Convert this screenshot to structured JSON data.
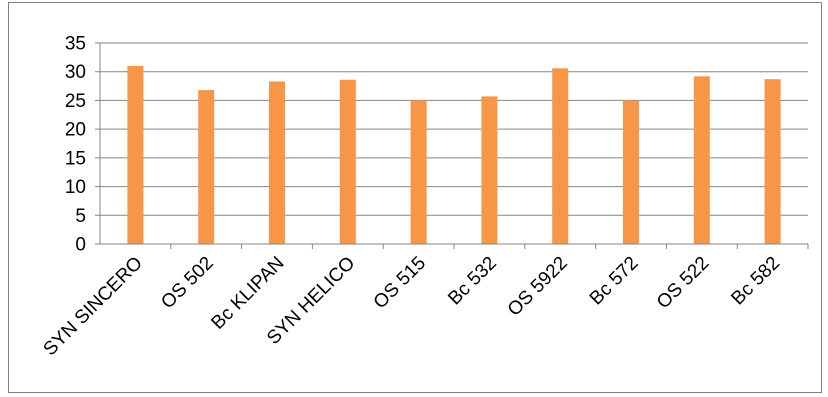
{
  "chart_data": {
    "type": "bar",
    "categories": [
      "SYN SINCERO",
      "OS 502",
      "Bc KLIPAN",
      "SYN HELICO",
      "OS 515",
      "Bc 532",
      "OS 5922",
      "Bc 572",
      "OS 522",
      "Bc 582"
    ],
    "values": [
      31.0,
      26.8,
      28.3,
      28.6,
      25.0,
      25.7,
      30.6,
      25.0,
      29.2,
      28.7
    ],
    "ylim": [
      0,
      35
    ],
    "yticks": [
      0,
      5,
      10,
      15,
      20,
      25,
      30,
      35
    ],
    "grid": true,
    "legend": "none",
    "bar_color": "#F79646"
  }
}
-*-
### AIM OF THE TASK
Reproduce each line of the records exactly, and omit every picture.

### OUTPUT OF THE EXERCISE
Convert this screenshot to structured JSON data.
{
  "chart_data": {
    "type": "bar",
    "categories": [
      "SYN SINCERO",
      "OS 502",
      "Bc KLIPAN",
      "SYN HELICO",
      "OS 515",
      "Bc 532",
      "OS 5922",
      "Bc 572",
      "OS 522",
      "Bc 582"
    ],
    "values": [
      31.0,
      26.8,
      28.3,
      28.6,
      25.0,
      25.7,
      30.6,
      25.0,
      29.2,
      28.7
    ],
    "ylim": [
      0,
      35
    ],
    "yticks": [
      0,
      5,
      10,
      15,
      20,
      25,
      30,
      35
    ],
    "grid": true,
    "legend": "none",
    "bar_color": "#F79646"
  }
}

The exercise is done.